— START Provided data —

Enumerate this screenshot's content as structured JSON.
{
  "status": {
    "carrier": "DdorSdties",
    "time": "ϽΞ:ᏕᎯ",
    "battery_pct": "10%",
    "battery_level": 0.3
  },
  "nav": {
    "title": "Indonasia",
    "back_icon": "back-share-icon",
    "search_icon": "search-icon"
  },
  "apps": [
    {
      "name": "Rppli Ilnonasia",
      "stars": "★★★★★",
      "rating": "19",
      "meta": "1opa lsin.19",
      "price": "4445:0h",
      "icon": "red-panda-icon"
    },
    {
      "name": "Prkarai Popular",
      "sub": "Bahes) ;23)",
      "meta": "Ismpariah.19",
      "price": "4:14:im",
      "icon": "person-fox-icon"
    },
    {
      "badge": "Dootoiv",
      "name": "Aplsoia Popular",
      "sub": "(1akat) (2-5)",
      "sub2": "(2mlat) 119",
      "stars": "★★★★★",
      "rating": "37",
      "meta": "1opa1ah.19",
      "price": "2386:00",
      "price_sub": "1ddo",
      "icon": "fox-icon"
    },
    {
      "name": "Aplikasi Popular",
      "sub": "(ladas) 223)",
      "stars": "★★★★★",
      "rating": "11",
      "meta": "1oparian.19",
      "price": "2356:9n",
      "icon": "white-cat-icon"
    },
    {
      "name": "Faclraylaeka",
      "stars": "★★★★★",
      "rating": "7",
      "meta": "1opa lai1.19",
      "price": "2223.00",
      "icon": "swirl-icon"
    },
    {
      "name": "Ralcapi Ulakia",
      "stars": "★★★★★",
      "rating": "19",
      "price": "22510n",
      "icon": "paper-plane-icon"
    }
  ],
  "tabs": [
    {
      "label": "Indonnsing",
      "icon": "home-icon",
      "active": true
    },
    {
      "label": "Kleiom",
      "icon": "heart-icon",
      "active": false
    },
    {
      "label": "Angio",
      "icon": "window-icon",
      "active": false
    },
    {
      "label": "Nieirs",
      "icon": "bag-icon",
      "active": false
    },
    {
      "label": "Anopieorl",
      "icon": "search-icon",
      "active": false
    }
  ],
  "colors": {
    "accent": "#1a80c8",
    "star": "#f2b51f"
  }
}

— END Provided data —

__What you have to do__:
Of the lines in the listing, how many hold the word "search"? Nothing but the number is needed.

__In response__:
2